What is required: Return exactly the lines from the one containing "What text is on this page?" through the last line of the records below, both included, and leave out any pictures.

-.-.-

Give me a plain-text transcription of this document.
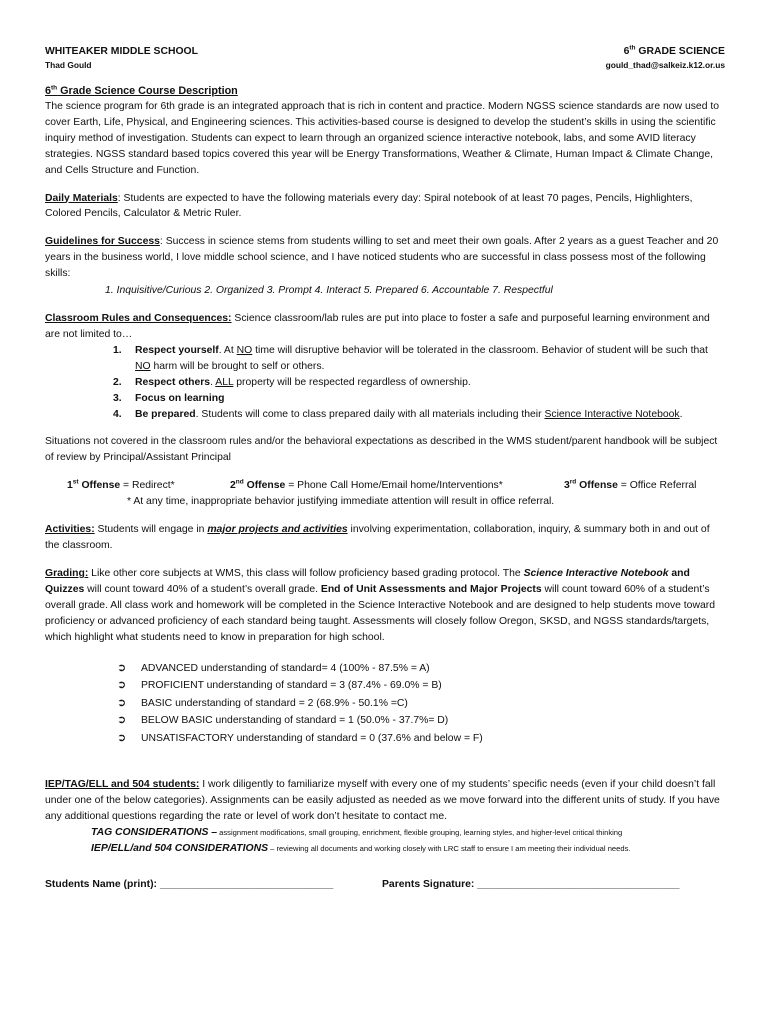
WHITEAKER MIDDLE SCHOOL	6th GRADE SCIENCE
Thad Gould	gould_thad@salkeiz.k12.or.us
6th Grade Science Course Description

The science program for 6th grade is an integrated approach that is rich in content and practice. Modern NGSS science standards are now used to cover Earth, Life, Physical, and Engineering sciences. This activities-based course is designed to develop the student’s skills in using the scientific inquiry method of investigation. Students can expect to learn through an organized science interactive notebook, labs, and some AVID literacy strategies. NGSS standard based topics covered this year will be Energy Transformations, Weather & Climate, Human Impact & Climate Change, and Cells Structure and Function.

Daily Materials: Students are expected to have the following materials every day: Spiral notebook of at least 70 pages, Pencils, Highlighters, Colored Pencils, Calculator & Metric Ruler.

Guidelines for Success: Success in science stems from students willing to set and meet their own goals. After 2 years as a guest Teacher and 20 years in the business world, I love middle school science, and I have noticed students who are successful in class possess most of the following skills:

1. Inquisitive/Curious 2. Organized 3. Prompt 4. Interact 5. Prepared 6. Accountable 7. Respectful

Classroom Rules and Consequences: Science classroom/lab rules are put into place to foster a safe and purposeful learning environment and are not limited to…

1.	Respect yourself. At NO time will disruptive behavior will be tolerated in the classroom. Behavior of student will be such that NO harm will be brought to self or others.
2.	Respect others. ALL property will be respected regardless of ownership.
3.	Focus on learning
4.	Be prepared. Students will come to class prepared daily with all materials including their Science Interactive Notebook.

Situations not covered in the classroom rules and/or the behavioral expectations as described in the WMS student/parent handbook will be subject of review by Principal/Assistant Principal

1st Offense = Redirect*	2nd Offense = Phone Call Home/Email home/Interventions*	3rd Offense = Office Referral
* At any time, inappropriate behavior justifying immediate attention will result in office referral.

Activities: Students will engage in major projects and activities involving experimentation, collaboration, inquiry, & summary both in and out of the classroom.

Grading: Like other core subjects at WMS, this class will follow proficiency based grading protocol. The Science Interactive Notebook and Quizzes will count toward 40% of a student’s overall grade. End of Unit Assessments and Major Projects will count toward 60% of a student’s overall grade. All class work and homework will be completed in the Science Interactive Notebook and are designed to help students move toward proficiency or advanced proficiency of each standard being taught. Assessments will closely follow Oregon, SKSD, and NGSS standards/targets, which highlight what students need to know in preparation for high school.

➲	ADVANCED understanding of standard= 4 (100% - 87.5% = A)
➲	PROFICIENT understanding of standard = 3 (87.4% - 69.0% = B)
➲	BASIC understanding of standard = 2 (68.9% - 50.1% =C)
➲	BELOW BASIC understanding of standard = 1 (50.0% - 37.7%= D)
➲	UNSATISFACTORY understanding of standard = 0 (37.6% and below = F)

IEP/TAG/ELL and 504 students: I work diligently to familiarize myself with every one of my students’ specific needs (even if your child doesn’t fall under one of the below categories). Assignments can be easily adjusted as needed as we move forward into the different units of study. If you have any additional questions regarding the rate or level of work don’t hesitate to contact me.

TAG CONSIDERATIONS – assignment modifications, small grouping, enrichment, flexible grouping, learning styles, and higher-level critical thinking
IEP/ELL/and 504 CONSIDERATIONS – reviewing all documents and working closely with LRC staff to ensure I am meeting their individual needs.
Students Name (print): ______________________________	Parents Signature: ___________________________________
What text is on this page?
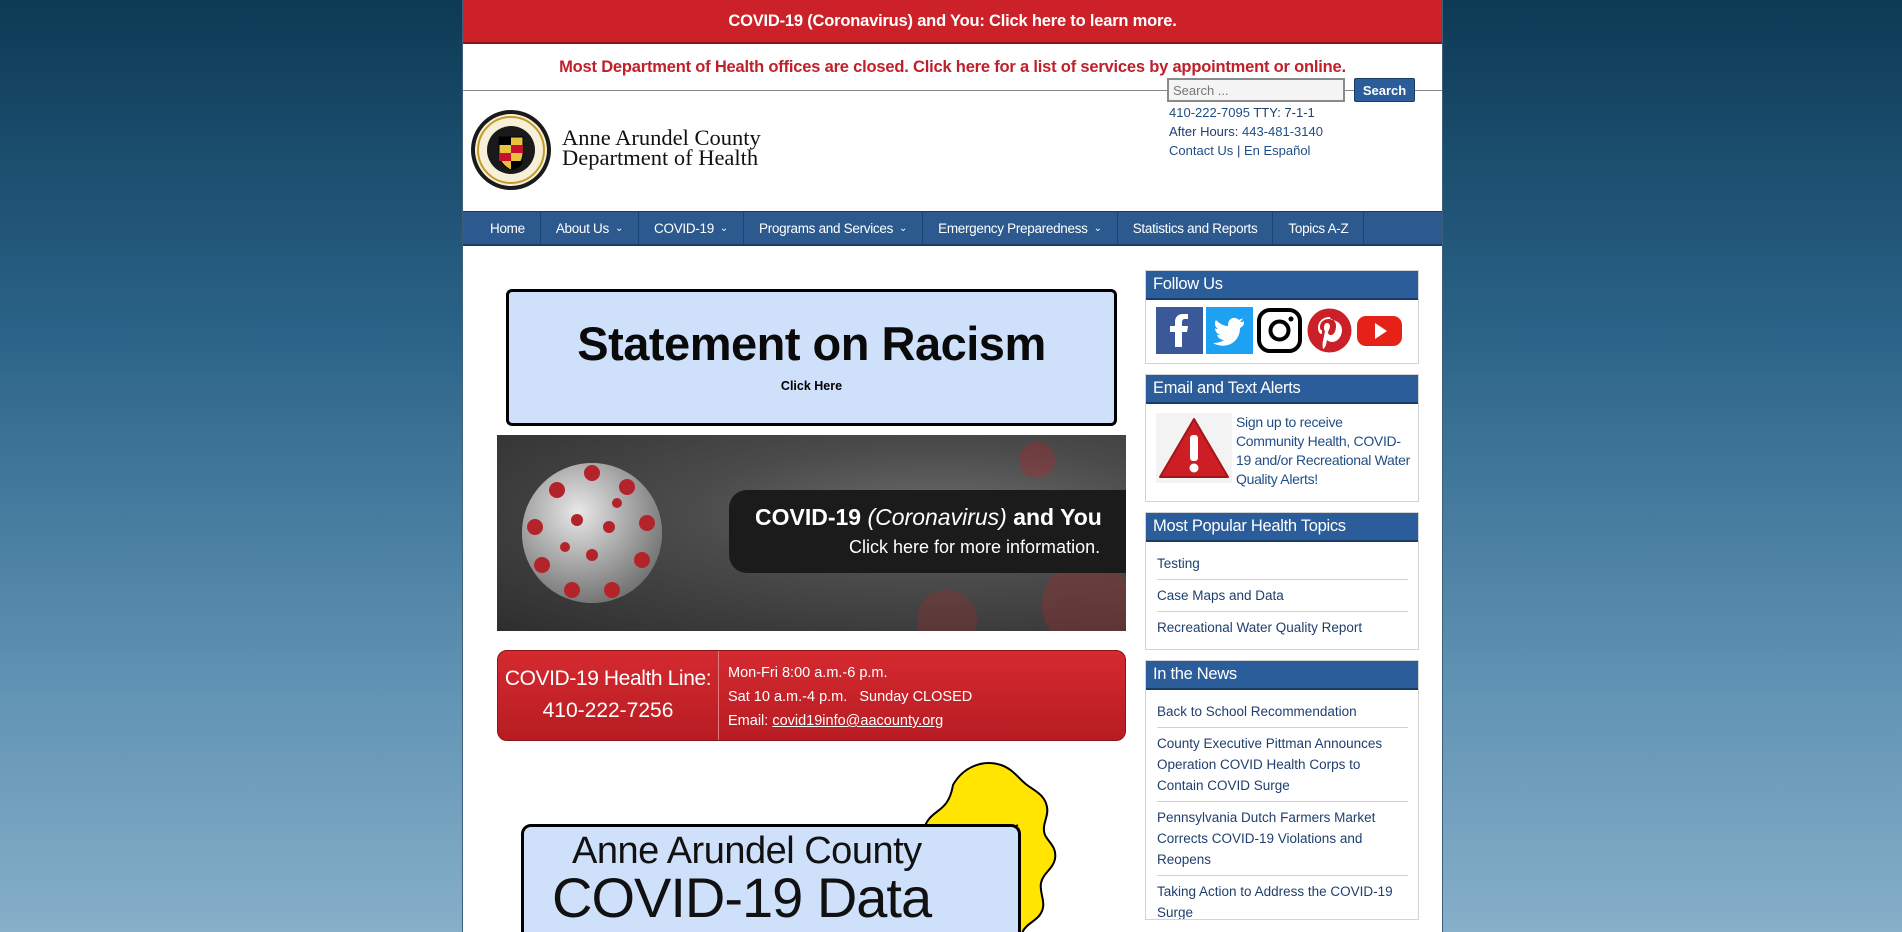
COVID-19 (Coronavirus) and You: Click here to learn more.
Most Department of Health offices are closed. Click here for a list of services by appointment or online.
Anne Arundel County
Department of Health
410-222-7095 TTY: 7-1-1
After Hours: 443-481-3140
Contact Us | En Español
Search ...
Search
Home About Us ⌄ COVID-19 ⌄ Programs and Services ⌄ Emergency Preparedness ⌄ Statistics and Reports Topics A-Z
Statement on Racism
Click Here
COVID-19 (Coronavirus) and You
Click here for more information.
COVID-19 Health Line:
410-222-7256
Mon-Fri 8:00 a.m.-6 p.m.
Sat 10 a.m.-4 p.m. Sunday CLOSED
Email: covid19info@aacounty.org
Anne Arundel County
COVID-19 Data
Follow Us
Email and Text Alerts
Sign up to receive Community Health, COVID-19 and/or Recreational Water Quality Alerts!
Most Popular Health Topics
Testing
Case Maps and Data
Recreational Water Quality Report
In the News
Back to School Recommendation
County Executive Pittman Announces Operation COVID Health Corps to Contain COVID Surge
Pennsylvania Dutch Farmers Market Corrects COVID-19 Violations and Reopens
Taking Action to Address the COVID-19 Surge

-.-.-

Task result:
What text is on this page?
COVID-19 (Coronavirus) and You: Click here to learn more.
Most Department of Health offices are closed. Click here for a list of services by appointment or online.
Anne Arundel County
Department of Health
410-222-7095 TTY: 7-1-1
After Hours: 443-481-3140
Contact Us | En Español
Search ...
Search
Home About Us ⌄ COVID-19 ⌄ Programs and Services ⌄ Emergency Preparedness ⌄ Statistics and Reports Topics A-Z
Statement on Racism
Click Here
COVID-19 (Coronavirus) and You
Click here for more information.
COVID-19 Health Line:
410-222-7256
Mon-Fri 8:00 a.m.-6 p.m.
Sat 10 a.m.-4 p.m. Sunday CLOSED
Email: covid19info@aacounty.org
Anne Arundel County
COVID-19 Data
Follow Us
Email and Text Alerts
Sign up to receive Community Health, COVID-19 and/or Recreational Water Quality Alerts!
Most Popular Health Topics
Testing
Case Maps and Data
Recreational Water Quality Report
In the News
Back to School Recommendation
County Executive Pittman Announces Operation COVID Health Corps to Contain COVID Surge
Pennsylvania Dutch Farmers Market Corrects COVID-19 Violations and Reopens
Taking Action to Address the COVID-19 Surge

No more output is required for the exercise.